> **What you need to do**
Can the data below be set down again exactly, line for line?

Dataset rows
----------------------------------------
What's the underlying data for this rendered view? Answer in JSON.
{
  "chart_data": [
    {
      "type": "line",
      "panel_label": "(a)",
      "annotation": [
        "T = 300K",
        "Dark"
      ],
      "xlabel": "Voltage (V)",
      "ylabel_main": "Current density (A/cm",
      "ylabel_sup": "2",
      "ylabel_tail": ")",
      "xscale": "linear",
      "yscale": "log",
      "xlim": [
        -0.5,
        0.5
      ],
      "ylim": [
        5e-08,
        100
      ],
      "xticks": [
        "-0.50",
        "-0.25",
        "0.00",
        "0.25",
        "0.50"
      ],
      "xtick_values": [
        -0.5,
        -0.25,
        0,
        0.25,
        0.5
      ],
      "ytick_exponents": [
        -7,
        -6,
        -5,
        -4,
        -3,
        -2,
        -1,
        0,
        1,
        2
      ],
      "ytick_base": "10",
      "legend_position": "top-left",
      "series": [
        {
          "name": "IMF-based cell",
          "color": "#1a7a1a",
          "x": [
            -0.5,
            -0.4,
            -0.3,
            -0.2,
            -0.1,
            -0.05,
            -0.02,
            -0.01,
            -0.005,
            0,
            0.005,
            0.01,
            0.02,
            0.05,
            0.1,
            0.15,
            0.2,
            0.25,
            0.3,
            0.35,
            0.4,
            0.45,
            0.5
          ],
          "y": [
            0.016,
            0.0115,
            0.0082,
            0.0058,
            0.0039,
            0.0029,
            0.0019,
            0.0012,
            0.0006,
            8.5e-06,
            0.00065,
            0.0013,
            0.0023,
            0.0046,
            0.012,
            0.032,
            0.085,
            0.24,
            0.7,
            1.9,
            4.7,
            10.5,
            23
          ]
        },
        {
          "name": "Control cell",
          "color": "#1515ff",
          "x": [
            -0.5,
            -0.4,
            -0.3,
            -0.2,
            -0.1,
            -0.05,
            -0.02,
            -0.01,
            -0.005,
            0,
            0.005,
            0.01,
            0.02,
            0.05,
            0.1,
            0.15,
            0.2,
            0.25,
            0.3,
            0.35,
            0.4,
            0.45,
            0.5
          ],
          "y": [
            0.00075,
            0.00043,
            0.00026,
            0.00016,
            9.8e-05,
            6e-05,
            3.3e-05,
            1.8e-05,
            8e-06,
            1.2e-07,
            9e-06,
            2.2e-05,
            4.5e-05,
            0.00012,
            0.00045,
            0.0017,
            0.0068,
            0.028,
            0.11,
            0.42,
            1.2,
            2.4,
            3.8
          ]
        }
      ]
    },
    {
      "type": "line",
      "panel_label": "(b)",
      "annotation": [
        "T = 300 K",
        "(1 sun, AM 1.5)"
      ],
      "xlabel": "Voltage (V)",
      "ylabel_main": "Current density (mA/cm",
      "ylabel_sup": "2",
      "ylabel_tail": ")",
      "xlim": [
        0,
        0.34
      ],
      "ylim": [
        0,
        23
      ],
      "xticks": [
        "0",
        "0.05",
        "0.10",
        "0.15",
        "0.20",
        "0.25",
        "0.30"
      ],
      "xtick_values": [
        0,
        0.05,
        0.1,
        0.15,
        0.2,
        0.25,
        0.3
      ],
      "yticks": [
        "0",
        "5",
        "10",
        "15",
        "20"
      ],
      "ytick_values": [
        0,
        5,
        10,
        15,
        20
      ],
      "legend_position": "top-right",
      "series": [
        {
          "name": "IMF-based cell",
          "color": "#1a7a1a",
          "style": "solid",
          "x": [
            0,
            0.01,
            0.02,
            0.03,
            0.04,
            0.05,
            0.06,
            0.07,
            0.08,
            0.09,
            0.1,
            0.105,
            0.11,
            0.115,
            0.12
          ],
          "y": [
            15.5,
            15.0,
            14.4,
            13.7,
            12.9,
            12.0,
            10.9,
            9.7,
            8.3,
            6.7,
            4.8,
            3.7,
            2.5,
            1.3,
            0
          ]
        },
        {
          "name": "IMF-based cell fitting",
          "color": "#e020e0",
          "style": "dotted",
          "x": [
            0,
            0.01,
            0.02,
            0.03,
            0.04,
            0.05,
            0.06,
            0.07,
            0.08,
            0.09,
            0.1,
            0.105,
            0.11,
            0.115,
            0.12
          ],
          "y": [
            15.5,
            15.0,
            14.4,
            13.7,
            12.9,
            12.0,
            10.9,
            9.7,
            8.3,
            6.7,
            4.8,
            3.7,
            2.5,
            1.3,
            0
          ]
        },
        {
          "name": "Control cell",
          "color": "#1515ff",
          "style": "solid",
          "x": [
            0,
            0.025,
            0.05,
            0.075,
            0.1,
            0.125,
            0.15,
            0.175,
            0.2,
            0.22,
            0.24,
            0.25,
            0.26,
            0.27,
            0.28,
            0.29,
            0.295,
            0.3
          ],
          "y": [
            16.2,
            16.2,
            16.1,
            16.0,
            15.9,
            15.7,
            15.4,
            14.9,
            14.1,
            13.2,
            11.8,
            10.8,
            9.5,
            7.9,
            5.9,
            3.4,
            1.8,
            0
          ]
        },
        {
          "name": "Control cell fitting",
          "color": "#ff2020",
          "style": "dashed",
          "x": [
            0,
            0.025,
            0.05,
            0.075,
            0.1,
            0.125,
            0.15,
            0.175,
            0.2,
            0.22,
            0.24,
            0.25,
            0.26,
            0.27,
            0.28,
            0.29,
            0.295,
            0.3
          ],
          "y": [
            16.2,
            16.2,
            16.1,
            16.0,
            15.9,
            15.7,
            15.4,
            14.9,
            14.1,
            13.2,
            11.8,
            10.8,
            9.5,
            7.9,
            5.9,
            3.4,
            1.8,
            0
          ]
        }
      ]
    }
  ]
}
----------------------------------------
> **Solution to this problem**
What's the underlying data for this rendered view? Answer in JSON.
{
  "chart_data": [
    {
      "type": "line",
      "panel_label": "(a)",
      "annotation": [
        "T = 300K",
        "Dark"
      ],
      "xlabel": "Voltage (V)",
      "ylabel_main": "Current density (A/cm",
      "ylabel_sup": "2",
      "ylabel_tail": ")",
      "xscale": "linear",
      "yscale": "log",
      "xlim": [
        -0.5,
        0.5
      ],
      "ylim": [
        5e-08,
        100
      ],
      "xticks": [
        "-0.50",
        "-0.25",
        "0.00",
        "0.25",
        "0.50"
      ],
      "xtick_values": [
        -0.5,
        -0.25,
        0,
        0.25,
        0.5
      ],
      "ytick_exponents": [
        -7,
        -6,
        -5,
        -4,
        -3,
        -2,
        -1,
        0,
        1,
        2
      ],
      "ytick_base": "10",
      "legend_position": "top-left",
      "series": [
        {
          "name": "IMF-based cell",
          "color": "#1a7a1a",
          "x": [
            -0.5,
            -0.4,
            -0.3,
            -0.2,
            -0.1,
            -0.05,
            -0.02,
            -0.01,
            -0.005,
            0,
            0.005,
            0.01,
            0.02,
            0.05,
            0.1,
            0.15,
            0.2,
            0.25,
            0.3,
            0.35,
            0.4,
            0.45,
            0.5
          ],
          "y": [
            0.016,
            0.0115,
            0.0082,
            0.0058,
            0.0039,
            0.0029,
            0.0019,
            0.0012,
            0.0006,
            8.5e-06,
            0.00065,
            0.0013,
            0.0023,
            0.0046,
            0.012,
            0.032,
            0.085,
            0.24,
            0.7,
            1.9,
            4.7,
            10.5,
            23
          ]
        },
        {
          "name": "Control cell",
          "color": "#1515ff",
          "x": [
            -0.5,
            -0.4,
            -0.3,
            -0.2,
            -0.1,
            -0.05,
            -0.02,
            -0.01,
            -0.005,
            0,
            0.005,
            0.01,
            0.02,
            0.05,
            0.1,
            0.15,
            0.2,
            0.25,
            0.3,
            0.35,
            0.4,
            0.45,
            0.5
          ],
          "y": [
            0.00075,
            0.00043,
            0.00026,
            0.00016,
            9.8e-05,
            6e-05,
            3.3e-05,
            1.8e-05,
            8e-06,
            1.2e-07,
            9e-06,
            2.2e-05,
            4.5e-05,
            0.00012,
            0.00045,
            0.0017,
            0.0068,
            0.028,
            0.11,
            0.42,
            1.2,
            2.4,
            3.8
          ]
        }
      ]
    },
    {
      "type": "line",
      "panel_label": "(b)",
      "annotation": [
        "T = 300 K",
        "(1 sun, AM 1.5)"
      ],
      "xlabel": "Voltage (V)",
      "ylabel_main": "Current density (mA/cm",
      "ylabel_sup": "2",
      "ylabel_tail": ")",
      "xlim": [
        0,
        0.34
      ],
      "ylim": [
        0,
        23
      ],
      "xticks": [
        "0",
        "0.05",
        "0.10",
        "0.15",
        "0.20",
        "0.25",
        "0.30"
      ],
      "xtick_values": [
        0,
        0.05,
        0.1,
        0.15,
        0.2,
        0.25,
        0.3
      ],
      "yticks": [
        "0",
        "5",
        "10",
        "15",
        "20"
      ],
      "ytick_values": [
        0,
        5,
        10,
        15,
        20
      ],
      "legend_position": "top-right",
      "series": [
        {
          "name": "IMF-based cell",
          "color": "#1a7a1a",
          "style": "solid",
          "x": [
            0,
            0.01,
            0.02,
            0.03,
            0.04,
            0.05,
            0.06,
            0.07,
            0.08,
            0.09,
            0.1,
            0.105,
            0.11,
            0.115,
            0.12
          ],
          "y": [
            15.5,
            15.0,
            14.4,
            13.7,
            12.9,
            12.0,
            10.9,
            9.7,
            8.3,
            6.7,
            4.8,
            3.7,
            2.5,
            1.3,
            0
          ]
        },
        {
          "name": "IMF-based cell fitting",
          "color": "#e020e0",
          "style": "dotted",
          "x": [
            0,
            0.01,
            0.02,
            0.03,
            0.04,
            0.05,
            0.06,
            0.07,
            0.08,
            0.09,
            0.1,
            0.105,
            0.11,
            0.115,
            0.12
          ],
          "y": [
            15.5,
            15.0,
            14.4,
            13.7,
            12.9,
            12.0,
            10.9,
            9.7,
            8.3,
            6.7,
            4.8,
            3.7,
            2.5,
            1.3,
            0
          ]
        },
        {
          "name": "Control cell",
          "color": "#1515ff",
          "style": "solid",
          "x": [
            0,
            0.025,
            0.05,
            0.075,
            0.1,
            0.125,
            0.15,
            0.175,
            0.2,
            0.22,
            0.24,
            0.25,
            0.26,
            0.27,
            0.28,
            0.29,
            0.295,
            0.3
          ],
          "y": [
            16.2,
            16.2,
            16.1,
            16.0,
            15.9,
            15.7,
            15.4,
            14.9,
            14.1,
            13.2,
            11.8,
            10.8,
            9.5,
            7.9,
            5.9,
            3.4,
            1.8,
            0
          ]
        },
        {
          "name": "Control cell fitting",
          "color": "#ff2020",
          "style": "dashed",
          "x": [
            0,
            0.025,
            0.05,
            0.075,
            0.1,
            0.125,
            0.15,
            0.175,
            0.2,
            0.22,
            0.24,
            0.25,
            0.26,
            0.27,
            0.28,
            0.29,
            0.295,
            0.3
          ],
          "y": [
            16.2,
            16.2,
            16.1,
            16.0,
            15.9,
            15.7,
            15.4,
            14.9,
            14.1,
            13.2,
            11.8,
            10.8,
            9.5,
            7.9,
            5.9,
            3.4,
            1.8,
            0
          ]
        }
      ]
    }
  ]
}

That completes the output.